## Aim
From the data that follows, copy every line holding the string "Selected".

Dataset items:

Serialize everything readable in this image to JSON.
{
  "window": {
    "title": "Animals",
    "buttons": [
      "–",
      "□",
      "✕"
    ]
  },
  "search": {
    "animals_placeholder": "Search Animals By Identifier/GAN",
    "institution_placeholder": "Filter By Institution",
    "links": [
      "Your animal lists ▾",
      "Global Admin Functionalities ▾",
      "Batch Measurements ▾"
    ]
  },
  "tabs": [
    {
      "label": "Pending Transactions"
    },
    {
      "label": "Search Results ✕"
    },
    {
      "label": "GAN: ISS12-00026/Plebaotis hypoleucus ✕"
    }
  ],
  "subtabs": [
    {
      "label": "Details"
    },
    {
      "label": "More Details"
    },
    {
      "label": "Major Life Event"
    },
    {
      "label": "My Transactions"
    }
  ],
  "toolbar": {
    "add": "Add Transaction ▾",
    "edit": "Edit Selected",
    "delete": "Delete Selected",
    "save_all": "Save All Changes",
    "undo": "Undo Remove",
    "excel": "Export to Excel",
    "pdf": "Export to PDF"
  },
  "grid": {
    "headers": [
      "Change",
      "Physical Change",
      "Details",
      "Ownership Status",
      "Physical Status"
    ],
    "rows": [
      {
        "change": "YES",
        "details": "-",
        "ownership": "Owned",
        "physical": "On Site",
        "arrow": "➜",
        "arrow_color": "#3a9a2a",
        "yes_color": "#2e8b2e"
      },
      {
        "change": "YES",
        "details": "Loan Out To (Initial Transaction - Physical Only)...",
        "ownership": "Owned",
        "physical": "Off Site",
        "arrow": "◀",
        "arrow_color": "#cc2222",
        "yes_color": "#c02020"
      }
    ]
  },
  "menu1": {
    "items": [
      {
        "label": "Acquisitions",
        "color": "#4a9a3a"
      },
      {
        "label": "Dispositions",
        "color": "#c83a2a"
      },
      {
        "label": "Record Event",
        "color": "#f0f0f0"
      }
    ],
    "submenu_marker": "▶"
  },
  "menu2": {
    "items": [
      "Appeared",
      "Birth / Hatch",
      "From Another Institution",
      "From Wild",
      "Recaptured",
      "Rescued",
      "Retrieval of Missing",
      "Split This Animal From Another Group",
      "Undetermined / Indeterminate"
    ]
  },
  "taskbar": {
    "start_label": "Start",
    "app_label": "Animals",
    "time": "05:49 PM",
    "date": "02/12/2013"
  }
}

## Solution for this problem
    "edit": "Edit Selected",
    "delete": "Delete Selected",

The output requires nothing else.